(INPUT MATERIAL begins)
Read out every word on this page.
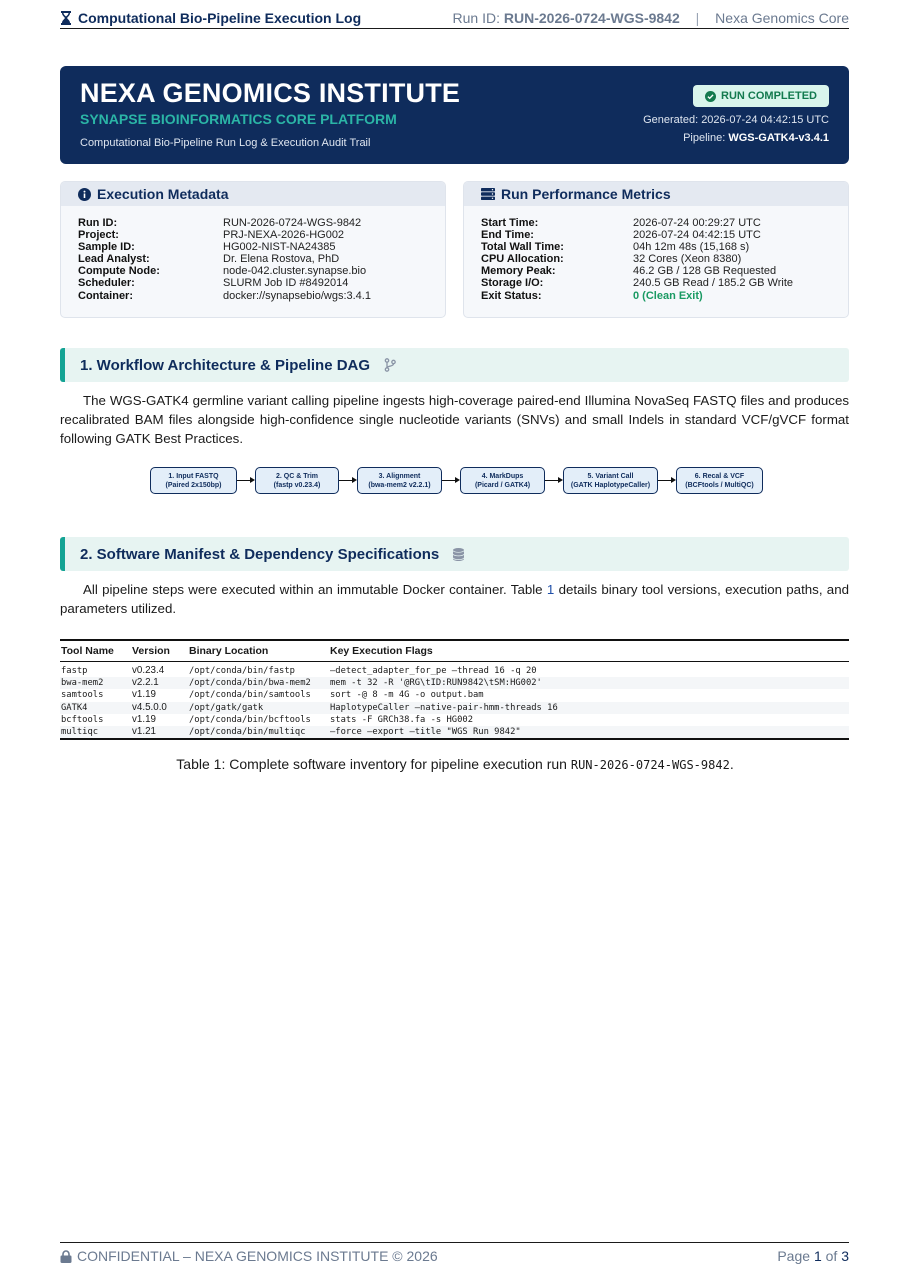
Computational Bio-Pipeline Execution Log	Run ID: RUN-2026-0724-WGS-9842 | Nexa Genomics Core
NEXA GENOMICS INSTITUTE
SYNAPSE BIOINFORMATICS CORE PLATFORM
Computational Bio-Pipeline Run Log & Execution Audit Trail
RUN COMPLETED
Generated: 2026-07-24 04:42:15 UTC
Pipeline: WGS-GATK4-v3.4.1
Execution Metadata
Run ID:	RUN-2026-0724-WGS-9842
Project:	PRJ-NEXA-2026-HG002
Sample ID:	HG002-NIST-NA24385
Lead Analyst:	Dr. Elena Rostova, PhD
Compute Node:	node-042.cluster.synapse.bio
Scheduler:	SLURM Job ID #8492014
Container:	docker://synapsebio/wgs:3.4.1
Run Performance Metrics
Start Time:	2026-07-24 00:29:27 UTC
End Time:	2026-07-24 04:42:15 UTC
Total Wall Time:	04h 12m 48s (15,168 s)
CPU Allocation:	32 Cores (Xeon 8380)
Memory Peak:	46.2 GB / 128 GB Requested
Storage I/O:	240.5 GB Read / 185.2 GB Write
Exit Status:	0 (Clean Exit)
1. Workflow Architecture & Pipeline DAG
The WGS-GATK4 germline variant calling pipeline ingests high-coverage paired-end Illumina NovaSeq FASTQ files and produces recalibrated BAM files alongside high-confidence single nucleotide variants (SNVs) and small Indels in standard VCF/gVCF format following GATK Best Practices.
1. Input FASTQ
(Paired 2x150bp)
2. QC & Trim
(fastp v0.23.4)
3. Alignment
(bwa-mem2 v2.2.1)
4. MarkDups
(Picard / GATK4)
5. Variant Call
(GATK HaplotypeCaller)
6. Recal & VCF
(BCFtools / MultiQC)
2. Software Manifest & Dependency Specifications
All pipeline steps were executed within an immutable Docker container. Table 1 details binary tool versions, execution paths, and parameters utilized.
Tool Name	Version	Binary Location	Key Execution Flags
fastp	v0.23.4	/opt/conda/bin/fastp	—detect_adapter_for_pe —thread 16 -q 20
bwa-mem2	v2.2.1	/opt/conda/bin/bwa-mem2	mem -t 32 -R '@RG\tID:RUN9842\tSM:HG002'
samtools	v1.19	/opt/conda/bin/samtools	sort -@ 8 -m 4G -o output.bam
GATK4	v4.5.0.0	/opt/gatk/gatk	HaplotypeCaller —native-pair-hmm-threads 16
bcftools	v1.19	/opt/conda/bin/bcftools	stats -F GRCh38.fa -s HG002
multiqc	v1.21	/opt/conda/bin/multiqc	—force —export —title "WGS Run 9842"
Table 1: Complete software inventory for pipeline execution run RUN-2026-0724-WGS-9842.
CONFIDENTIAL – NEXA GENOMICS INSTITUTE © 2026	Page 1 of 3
(INPUT MATERIAL ends)
(INPUT MATERIAL begins)
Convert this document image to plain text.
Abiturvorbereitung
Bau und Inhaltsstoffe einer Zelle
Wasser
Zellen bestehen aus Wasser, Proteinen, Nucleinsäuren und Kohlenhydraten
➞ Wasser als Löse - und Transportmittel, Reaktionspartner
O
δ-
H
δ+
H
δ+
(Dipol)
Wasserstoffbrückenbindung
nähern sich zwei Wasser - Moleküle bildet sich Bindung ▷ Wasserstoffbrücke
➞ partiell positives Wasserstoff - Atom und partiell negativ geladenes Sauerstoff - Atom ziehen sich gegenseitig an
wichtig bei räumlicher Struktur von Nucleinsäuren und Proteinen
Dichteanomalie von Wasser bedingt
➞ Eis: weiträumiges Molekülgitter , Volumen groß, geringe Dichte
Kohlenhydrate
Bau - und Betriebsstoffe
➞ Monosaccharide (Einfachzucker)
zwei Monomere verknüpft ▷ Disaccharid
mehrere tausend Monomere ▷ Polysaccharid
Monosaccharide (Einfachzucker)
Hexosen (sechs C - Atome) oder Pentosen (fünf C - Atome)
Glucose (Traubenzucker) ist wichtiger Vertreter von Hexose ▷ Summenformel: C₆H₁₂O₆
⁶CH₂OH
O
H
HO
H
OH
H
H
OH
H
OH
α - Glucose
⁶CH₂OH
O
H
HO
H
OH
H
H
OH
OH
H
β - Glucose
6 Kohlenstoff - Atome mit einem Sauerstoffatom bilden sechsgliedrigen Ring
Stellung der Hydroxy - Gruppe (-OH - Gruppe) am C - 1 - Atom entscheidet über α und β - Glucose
(INPUT MATERIAL ends)
EXERCISE INSTRUCTIONS.
Your reply should consist of one number: how many lines in the entries contain the string "FASTQ".

ANSWER SECTION.
2